### [DIRECTIVE]
Write out all of the entries exactly, please.

### [DATA SECTION]
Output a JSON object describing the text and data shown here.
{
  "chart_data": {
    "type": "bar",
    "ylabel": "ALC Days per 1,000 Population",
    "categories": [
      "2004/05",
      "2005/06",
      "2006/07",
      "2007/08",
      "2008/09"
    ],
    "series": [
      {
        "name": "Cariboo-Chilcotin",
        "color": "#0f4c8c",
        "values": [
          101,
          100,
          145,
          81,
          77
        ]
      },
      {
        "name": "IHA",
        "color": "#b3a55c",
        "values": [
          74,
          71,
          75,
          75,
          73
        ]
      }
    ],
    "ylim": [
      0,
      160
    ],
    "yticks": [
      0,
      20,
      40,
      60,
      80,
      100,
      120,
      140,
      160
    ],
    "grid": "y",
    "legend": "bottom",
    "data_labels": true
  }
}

### [THE ANSWER]
Output a JSON object describing the text and data shown here.
{
  "chart_data": {
    "type": "bar",
    "ylabel": "ALC Days per 1,000 Population",
    "categories": [
      "2004/05",
      "2005/06",
      "2006/07",
      "2007/08",
      "2008/09"
    ],
    "series": [
      {
        "name": "Cariboo-Chilcotin",
        "color": "#0f4c8c",
        "values": [
          101,
          100,
          145,
          81,
          77
        ]
      },
      {
        "name": "IHA",
        "color": "#b3a55c",
        "values": [
          74,
          71,
          75,
          75,
          73
        ]
      }
    ],
    "ylim": [
      0,
      160
    ],
    "yticks": [
      0,
      20,
      40,
      60,
      80,
      100,
      120,
      140,
      160
    ],
    "grid": "y",
    "legend": "bottom",
    "data_labels": true
  }
}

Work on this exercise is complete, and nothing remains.